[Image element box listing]
☆ ☆ ☆ ☆ ☆

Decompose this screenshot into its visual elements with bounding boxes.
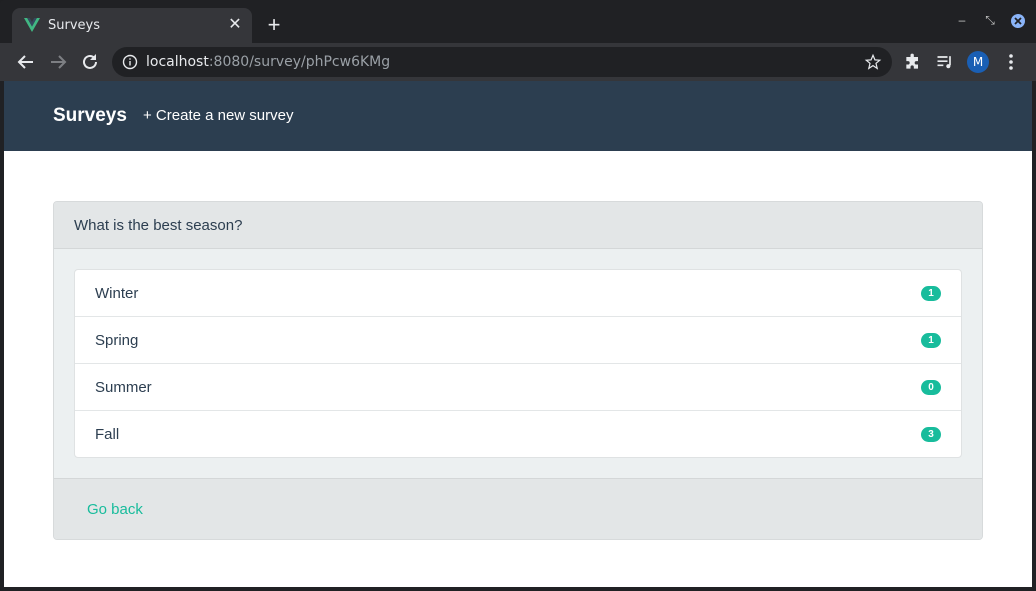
option-label: Winter [95,285,139,302]
vue-logo-icon [24,18,40,32]
address-bar[interactable]: localhost:8080/survey/phPcw6KMg [112,47,892,77]
option-label: Summer [95,379,152,396]
vote-count-badge: 1 [921,333,941,348]
list-item[interactable]: Winter 1 [75,270,961,317]
window-close-icon[interactable] [1010,13,1026,29]
vote-count-badge: 3 [921,427,941,442]
back-arrow-icon[interactable] [14,50,38,74]
option-label: Spring [95,332,139,349]
restore-icon[interactable]: ⤡ [982,12,998,28]
media-queue-icon[interactable] [935,52,955,72]
tab-surveys[interactable]: Surveys ✕ [12,8,252,43]
survey-question: What is the best season? [74,217,243,234]
navbar-brand[interactable]: Surveys [53,105,127,127]
new-tab-icon[interactable]: + [262,14,286,38]
list-item[interactable]: Spring 1 [75,317,961,364]
forward-arrow-icon[interactable] [46,50,70,74]
page-content: Surveys + Create a new survey What is th… [4,81,1032,587]
list-item[interactable]: Summer 0 [75,364,961,411]
vote-count-badge: 0 [921,380,941,395]
close-tab-icon[interactable]: ✕ [226,16,244,34]
create-survey-link[interactable]: + Create a new survey [143,107,294,124]
menu-kebab-icon[interactable] [1001,52,1021,72]
tab-title: Surveys [48,18,100,33]
browser-toolbar: localhost:8080/survey/phPcw6KMg M [0,43,1036,81]
navbar: Surveys + Create a new survey [4,81,1032,151]
info-icon[interactable] [122,54,138,70]
browser-window: Surveys ✕ + – ⤡ localhost:8080/survey/ph… [0,0,1036,591]
profile-avatar[interactable]: M [967,51,989,73]
survey-card: What is the best season? Winter 1 Spring… [53,201,983,540]
minimize-icon[interactable]: – [954,12,970,28]
tab-strip: Surveys ✕ + – ⤡ [0,0,1036,43]
survey-options-list: Winter 1 Spring 1 Summer 0 Fall 3 [74,269,962,458]
url-host: localhost [146,54,209,70]
vote-count-badge: 1 [921,286,941,301]
survey-card-footer: Go back [54,478,982,539]
bookmark-star-icon[interactable] [864,53,882,71]
survey-card-header: What is the best season? [54,202,982,249]
list-item[interactable]: Fall 3 [75,411,961,458]
reload-icon[interactable] [78,50,102,74]
option-label: Fall [95,426,120,443]
url-path: :8080/survey/phPcw6KMg [208,54,391,70]
url-text: localhost:8080/survey/phPcw6KMg [146,54,390,70]
extensions-puzzle-icon[interactable] [903,52,923,72]
go-back-link[interactable]: Go back [87,501,143,518]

☆ ☆ ☆ ☆ ☆

> **Problem**: Output the lines of the listing above without any change, starting with the line that contains "option-label: Winter [95,285,139,302]" and going on through the line that contains "media-queue-icon[interactable] [935,52,955,72]", including both.

> **Output of the exercise**:
option-label: Winter [95,285,139,302]
vue-logo-icon [24,18,40,32]
address-bar[interactable]: localhost:8080/survey/phPcw6KMg [112,47,892,77]
option-label: Summer [95,379,152,396]
vote-count-badge: 1 [921,333,941,348]
list-item[interactable]: Winter 1 [75,270,961,317]
window-close-icon[interactable] [1010,13,1026,29]
vote-count-badge: 3 [921,427,941,442]
back-arrow-icon[interactable] [14,50,38,74]
option-label: Spring [95,332,139,349]
restore-icon[interactable]: ⤡ [982,12,998,28]
media-queue-icon[interactable] [935,52,955,72]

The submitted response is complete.